→ Data excerpts:

··········

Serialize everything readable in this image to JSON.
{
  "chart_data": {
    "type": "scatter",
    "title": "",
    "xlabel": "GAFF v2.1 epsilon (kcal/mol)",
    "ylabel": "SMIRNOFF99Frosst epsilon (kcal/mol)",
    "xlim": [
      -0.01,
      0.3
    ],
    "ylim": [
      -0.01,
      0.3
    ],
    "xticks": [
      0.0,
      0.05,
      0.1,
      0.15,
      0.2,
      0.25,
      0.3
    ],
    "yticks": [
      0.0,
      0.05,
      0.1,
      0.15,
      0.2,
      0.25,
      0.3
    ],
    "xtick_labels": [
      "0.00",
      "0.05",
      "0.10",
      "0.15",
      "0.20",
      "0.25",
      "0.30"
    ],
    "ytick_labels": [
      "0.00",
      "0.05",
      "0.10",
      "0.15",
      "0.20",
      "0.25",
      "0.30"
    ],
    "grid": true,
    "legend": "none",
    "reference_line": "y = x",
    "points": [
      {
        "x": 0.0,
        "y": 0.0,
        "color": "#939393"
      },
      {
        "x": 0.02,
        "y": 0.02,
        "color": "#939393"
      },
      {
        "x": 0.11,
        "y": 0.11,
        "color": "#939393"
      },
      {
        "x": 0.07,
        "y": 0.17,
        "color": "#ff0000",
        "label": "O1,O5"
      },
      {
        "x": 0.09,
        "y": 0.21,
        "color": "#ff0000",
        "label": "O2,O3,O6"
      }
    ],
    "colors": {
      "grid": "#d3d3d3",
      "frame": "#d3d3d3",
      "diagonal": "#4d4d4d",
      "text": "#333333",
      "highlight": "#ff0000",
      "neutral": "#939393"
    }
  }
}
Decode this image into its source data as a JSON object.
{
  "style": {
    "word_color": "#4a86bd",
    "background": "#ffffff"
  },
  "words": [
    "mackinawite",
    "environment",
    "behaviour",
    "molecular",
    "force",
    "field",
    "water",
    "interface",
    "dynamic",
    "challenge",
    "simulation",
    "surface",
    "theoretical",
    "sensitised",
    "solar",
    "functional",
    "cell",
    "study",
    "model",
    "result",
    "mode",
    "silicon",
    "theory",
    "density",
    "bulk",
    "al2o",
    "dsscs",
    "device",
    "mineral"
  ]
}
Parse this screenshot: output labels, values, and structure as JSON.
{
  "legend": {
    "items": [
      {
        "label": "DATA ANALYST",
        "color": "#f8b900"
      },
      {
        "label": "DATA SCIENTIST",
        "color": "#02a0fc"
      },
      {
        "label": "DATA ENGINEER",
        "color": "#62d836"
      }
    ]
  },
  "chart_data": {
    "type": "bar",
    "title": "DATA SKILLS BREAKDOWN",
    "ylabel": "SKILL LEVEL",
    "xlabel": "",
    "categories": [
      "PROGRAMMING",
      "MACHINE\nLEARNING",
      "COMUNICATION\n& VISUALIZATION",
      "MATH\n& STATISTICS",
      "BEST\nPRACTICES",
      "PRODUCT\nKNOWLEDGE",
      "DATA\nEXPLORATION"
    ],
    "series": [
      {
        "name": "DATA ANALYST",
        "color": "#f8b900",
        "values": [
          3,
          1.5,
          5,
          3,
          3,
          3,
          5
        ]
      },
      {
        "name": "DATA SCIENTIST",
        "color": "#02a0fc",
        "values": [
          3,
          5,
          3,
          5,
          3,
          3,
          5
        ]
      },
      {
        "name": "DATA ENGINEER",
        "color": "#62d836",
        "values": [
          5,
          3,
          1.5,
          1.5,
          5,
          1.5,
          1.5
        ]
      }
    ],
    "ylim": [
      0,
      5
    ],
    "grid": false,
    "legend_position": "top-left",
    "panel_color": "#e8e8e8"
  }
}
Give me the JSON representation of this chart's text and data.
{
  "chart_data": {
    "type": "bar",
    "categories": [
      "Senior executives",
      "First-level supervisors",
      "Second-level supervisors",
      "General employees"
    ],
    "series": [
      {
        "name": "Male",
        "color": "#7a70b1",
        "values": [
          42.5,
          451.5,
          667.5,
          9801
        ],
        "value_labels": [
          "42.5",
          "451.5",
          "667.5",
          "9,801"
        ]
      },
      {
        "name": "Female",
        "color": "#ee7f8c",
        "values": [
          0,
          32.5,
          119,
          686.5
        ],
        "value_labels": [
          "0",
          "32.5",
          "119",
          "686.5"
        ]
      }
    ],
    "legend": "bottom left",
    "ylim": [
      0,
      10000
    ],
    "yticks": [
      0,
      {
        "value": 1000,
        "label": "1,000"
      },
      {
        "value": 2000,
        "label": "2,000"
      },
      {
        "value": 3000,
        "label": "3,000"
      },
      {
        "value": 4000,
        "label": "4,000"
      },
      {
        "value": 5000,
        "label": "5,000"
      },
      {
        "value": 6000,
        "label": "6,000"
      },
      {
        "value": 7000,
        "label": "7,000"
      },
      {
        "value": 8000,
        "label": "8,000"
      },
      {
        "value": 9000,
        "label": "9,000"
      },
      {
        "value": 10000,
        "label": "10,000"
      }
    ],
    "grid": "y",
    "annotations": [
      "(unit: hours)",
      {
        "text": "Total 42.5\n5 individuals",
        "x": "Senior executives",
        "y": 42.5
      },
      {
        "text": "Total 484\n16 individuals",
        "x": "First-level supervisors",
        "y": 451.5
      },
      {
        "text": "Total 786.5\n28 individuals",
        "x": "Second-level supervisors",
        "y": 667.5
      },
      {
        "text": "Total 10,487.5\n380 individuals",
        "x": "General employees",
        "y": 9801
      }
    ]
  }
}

··········

→ Task details: Count every line above that holds the string "JSON" and give the total, nothing more.

→ Output: 4